───── RECORDED DATA

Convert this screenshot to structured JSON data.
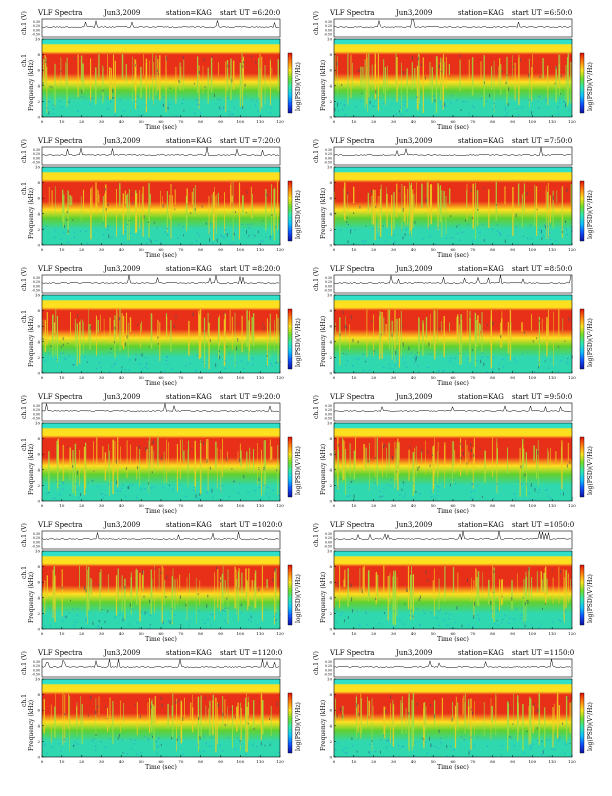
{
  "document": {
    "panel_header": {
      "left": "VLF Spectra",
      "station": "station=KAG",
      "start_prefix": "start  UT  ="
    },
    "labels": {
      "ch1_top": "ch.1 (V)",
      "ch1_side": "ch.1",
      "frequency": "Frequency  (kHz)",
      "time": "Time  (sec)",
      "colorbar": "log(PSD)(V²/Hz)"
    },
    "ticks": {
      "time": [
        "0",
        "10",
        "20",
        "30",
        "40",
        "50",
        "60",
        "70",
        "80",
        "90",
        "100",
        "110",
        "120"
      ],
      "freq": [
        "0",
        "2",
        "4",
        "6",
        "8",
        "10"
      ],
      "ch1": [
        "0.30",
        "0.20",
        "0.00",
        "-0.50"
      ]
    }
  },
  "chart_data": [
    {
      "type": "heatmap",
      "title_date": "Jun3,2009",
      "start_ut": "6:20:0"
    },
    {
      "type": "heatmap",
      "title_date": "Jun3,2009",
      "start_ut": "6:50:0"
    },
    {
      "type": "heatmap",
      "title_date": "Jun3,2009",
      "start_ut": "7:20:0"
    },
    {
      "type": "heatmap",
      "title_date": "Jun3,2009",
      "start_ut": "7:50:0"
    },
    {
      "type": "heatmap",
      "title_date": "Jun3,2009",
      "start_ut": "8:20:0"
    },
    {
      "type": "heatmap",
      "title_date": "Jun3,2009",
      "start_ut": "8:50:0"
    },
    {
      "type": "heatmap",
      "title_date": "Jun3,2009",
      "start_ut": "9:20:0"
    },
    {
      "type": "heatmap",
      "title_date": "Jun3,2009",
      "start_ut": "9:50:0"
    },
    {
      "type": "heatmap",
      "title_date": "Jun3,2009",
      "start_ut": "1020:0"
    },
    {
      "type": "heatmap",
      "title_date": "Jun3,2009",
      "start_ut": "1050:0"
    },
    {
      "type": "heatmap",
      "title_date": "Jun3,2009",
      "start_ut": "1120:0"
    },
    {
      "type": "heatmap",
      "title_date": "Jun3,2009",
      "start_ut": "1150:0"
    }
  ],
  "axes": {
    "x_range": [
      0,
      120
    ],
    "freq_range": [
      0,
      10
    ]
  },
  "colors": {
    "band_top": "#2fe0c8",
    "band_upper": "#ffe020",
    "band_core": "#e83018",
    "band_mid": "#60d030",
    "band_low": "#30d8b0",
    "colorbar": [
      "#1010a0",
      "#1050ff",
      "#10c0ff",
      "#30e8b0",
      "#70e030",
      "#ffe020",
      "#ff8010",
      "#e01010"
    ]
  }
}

──────────
───── RECORDED DATA

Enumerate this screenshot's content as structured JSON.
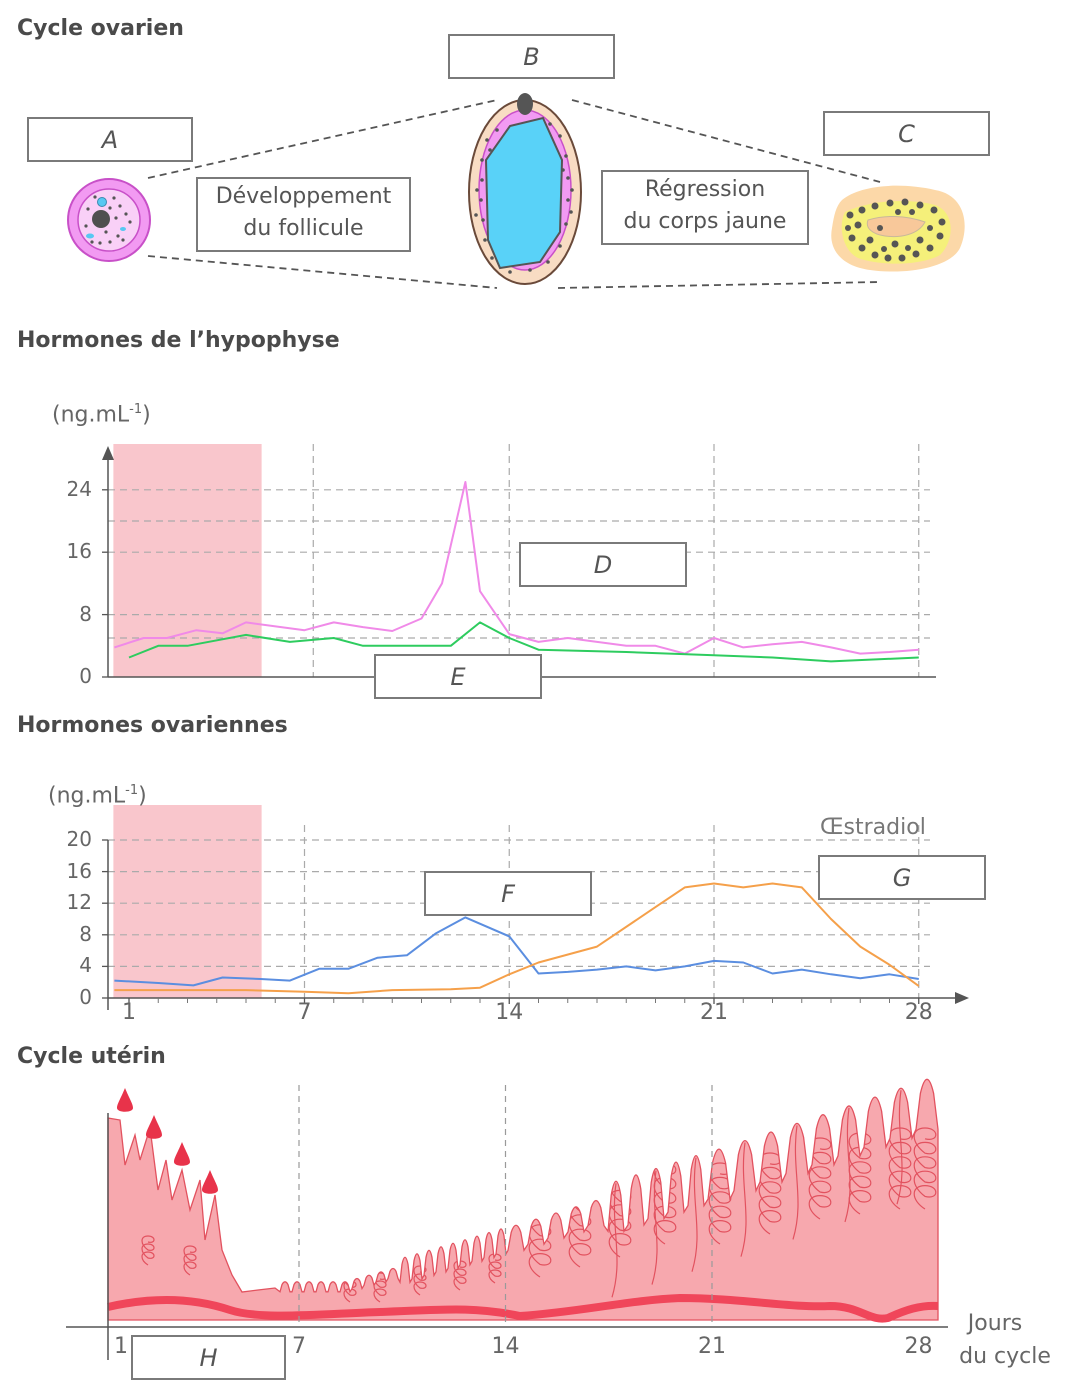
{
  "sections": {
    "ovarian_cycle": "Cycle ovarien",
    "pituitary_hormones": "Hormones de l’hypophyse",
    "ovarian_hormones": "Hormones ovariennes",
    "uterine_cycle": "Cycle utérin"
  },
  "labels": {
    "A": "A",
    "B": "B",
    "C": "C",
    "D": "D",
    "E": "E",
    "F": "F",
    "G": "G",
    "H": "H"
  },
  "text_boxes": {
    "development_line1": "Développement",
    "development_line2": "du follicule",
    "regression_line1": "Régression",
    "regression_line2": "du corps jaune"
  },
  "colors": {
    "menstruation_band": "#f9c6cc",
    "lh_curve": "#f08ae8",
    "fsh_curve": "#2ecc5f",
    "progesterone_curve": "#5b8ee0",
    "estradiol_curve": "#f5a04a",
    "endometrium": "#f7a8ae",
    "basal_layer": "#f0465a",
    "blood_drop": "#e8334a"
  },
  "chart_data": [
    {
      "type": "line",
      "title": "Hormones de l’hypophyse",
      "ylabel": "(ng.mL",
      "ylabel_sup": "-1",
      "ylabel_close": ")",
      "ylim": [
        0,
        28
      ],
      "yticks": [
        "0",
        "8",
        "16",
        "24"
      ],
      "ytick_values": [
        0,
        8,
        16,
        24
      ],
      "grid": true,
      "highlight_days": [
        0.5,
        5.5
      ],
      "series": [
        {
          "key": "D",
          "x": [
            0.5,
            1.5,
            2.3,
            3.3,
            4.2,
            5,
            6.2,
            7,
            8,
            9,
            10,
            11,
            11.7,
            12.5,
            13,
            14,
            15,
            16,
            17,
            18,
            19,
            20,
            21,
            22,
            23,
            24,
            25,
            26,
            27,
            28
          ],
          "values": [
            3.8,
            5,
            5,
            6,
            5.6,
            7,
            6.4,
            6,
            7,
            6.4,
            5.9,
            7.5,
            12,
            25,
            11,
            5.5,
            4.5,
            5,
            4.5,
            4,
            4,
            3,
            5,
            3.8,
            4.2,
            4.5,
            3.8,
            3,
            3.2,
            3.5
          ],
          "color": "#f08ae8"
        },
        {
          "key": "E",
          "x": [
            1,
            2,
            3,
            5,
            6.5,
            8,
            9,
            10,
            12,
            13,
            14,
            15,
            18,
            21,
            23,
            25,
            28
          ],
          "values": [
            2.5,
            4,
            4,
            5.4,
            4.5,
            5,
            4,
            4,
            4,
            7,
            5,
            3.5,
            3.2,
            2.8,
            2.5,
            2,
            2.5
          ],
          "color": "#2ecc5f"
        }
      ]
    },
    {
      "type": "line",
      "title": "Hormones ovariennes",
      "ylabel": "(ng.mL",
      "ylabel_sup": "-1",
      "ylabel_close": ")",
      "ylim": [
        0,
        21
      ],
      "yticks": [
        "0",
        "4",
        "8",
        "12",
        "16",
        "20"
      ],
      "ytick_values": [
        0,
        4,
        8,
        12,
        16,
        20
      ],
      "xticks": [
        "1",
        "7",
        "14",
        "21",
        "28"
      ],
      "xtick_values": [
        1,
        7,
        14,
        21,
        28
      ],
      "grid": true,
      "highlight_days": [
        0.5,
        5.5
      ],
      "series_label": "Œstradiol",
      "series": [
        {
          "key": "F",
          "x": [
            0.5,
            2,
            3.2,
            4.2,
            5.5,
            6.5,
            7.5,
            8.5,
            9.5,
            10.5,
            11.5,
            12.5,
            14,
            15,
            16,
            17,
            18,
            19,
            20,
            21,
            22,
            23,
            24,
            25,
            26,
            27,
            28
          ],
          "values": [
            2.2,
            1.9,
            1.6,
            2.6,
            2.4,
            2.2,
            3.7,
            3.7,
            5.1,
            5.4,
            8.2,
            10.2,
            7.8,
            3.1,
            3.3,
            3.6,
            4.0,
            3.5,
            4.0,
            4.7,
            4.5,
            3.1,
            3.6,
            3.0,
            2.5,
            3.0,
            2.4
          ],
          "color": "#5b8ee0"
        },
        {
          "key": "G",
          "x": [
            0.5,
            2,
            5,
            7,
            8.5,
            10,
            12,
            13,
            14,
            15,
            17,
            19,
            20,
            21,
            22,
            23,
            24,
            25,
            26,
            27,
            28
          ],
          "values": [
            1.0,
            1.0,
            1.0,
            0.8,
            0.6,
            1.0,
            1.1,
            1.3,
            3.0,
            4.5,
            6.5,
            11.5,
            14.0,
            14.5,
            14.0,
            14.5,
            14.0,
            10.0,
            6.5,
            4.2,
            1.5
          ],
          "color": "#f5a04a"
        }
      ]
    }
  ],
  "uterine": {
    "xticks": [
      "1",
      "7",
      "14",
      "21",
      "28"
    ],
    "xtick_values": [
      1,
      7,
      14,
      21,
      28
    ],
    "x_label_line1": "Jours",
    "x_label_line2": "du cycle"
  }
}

──────────

TASK PROMPT:
Your answer should be only a number: how many lines of the data above contain the string "ovariennes"?

TASK OUTPUT:
2